## What is expected
Would you return the complete listing below word for word?

-- BEGIN Material for the task --

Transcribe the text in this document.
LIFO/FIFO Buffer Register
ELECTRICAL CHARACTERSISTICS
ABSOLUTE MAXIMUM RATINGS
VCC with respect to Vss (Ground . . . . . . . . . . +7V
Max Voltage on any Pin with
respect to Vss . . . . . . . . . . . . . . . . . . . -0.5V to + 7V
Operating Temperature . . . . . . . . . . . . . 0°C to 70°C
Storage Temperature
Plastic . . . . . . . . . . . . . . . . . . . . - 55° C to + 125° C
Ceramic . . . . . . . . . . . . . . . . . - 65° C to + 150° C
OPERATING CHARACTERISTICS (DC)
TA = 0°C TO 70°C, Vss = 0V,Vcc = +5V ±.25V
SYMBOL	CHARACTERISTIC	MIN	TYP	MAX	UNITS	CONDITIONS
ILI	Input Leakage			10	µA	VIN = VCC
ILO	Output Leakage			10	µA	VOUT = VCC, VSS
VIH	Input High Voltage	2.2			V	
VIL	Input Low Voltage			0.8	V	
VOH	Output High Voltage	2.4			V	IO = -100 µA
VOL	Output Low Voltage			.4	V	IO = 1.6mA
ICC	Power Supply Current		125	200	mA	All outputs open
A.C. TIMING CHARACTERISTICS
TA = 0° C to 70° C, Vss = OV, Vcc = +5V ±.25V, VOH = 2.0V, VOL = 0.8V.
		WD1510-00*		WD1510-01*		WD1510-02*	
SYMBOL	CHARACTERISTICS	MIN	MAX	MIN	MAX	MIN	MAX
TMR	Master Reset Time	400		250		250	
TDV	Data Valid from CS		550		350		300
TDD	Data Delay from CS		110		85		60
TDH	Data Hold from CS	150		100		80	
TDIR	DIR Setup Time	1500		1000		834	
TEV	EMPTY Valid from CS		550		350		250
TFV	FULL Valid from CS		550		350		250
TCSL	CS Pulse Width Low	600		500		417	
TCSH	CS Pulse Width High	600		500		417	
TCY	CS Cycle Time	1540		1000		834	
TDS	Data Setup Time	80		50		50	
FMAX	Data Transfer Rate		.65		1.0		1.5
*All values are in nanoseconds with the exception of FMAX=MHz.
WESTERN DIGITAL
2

-- END Material for the task --

## Response to the task
Transcribe the text in this document.
LIFO/FIFO Buffer Register
ELECTRICAL CHARACTERSISTICS
ABSOLUTE MAXIMUM RATINGS
VCC with respect to Vss (Ground . . . . . . . . . . +7V
Max Voltage on any Pin with
respect to Vss . . . . . . . . . . . . . . . . . . . -0.5V to + 7V
Operating Temperature . . . . . . . . . . . . . 0°C to 70°C
Storage Temperature
Plastic . . . . . . . . . . . . . . . . . . . . - 55° C to + 125° C
Ceramic . . . . . . . . . . . . . . . . . - 65° C to + 150° C
OPERATING CHARACTERISTICS (DC)
TA = 0°C TO 70°C, Vss = 0V,Vcc = +5V ±.25V
SYMBOL	CHARACTERISTIC	MIN	TYP	MAX	UNITS	CONDITIONS
ILI	Input Leakage			10	µA	VIN = VCC
ILO	Output Leakage			10	µA	VOUT = VCC, VSS
VIH	Input High Voltage	2.2			V	
VIL	Input Low Voltage			0.8	V	
VOH	Output High Voltage	2.4			V	IO = -100 µA
VOL	Output Low Voltage			.4	V	IO = 1.6mA
ICC	Power Supply Current		125	200	mA	All outputs open
A.C. TIMING CHARACTERISTICS
TA = 0° C to 70° C, Vss = OV, Vcc = +5V ±.25V, VOH = 2.0V, VOL = 0.8V.
		WD1510-00*		WD1510-01*		WD1510-02*	
SYMBOL	CHARACTERISTICS	MIN	MAX	MIN	MAX	MIN	MAX
TMR	Master Reset Time	400		250		250	
TDV	Data Valid from CS		550		350		300
TDD	Data Delay from CS		110		85		60
TDH	Data Hold from CS	150		100		80	
TDIR	DIR Setup Time	1500		1000		834	
TEV	EMPTY Valid from CS		550		350		250
TFV	FULL Valid from CS		550		350		250
TCSL	CS Pulse Width Low	600		500		417	
TCSH	CS Pulse Width High	600		500		417	
TCY	CS Cycle Time	1540		1000		834	
TDS	Data Setup Time	80		50		50	
FMAX	Data Transfer Rate		.65		1.0		1.5
*All values are in nanoseconds with the exception of FMAX=MHz.
WESTERN DIGITAL
2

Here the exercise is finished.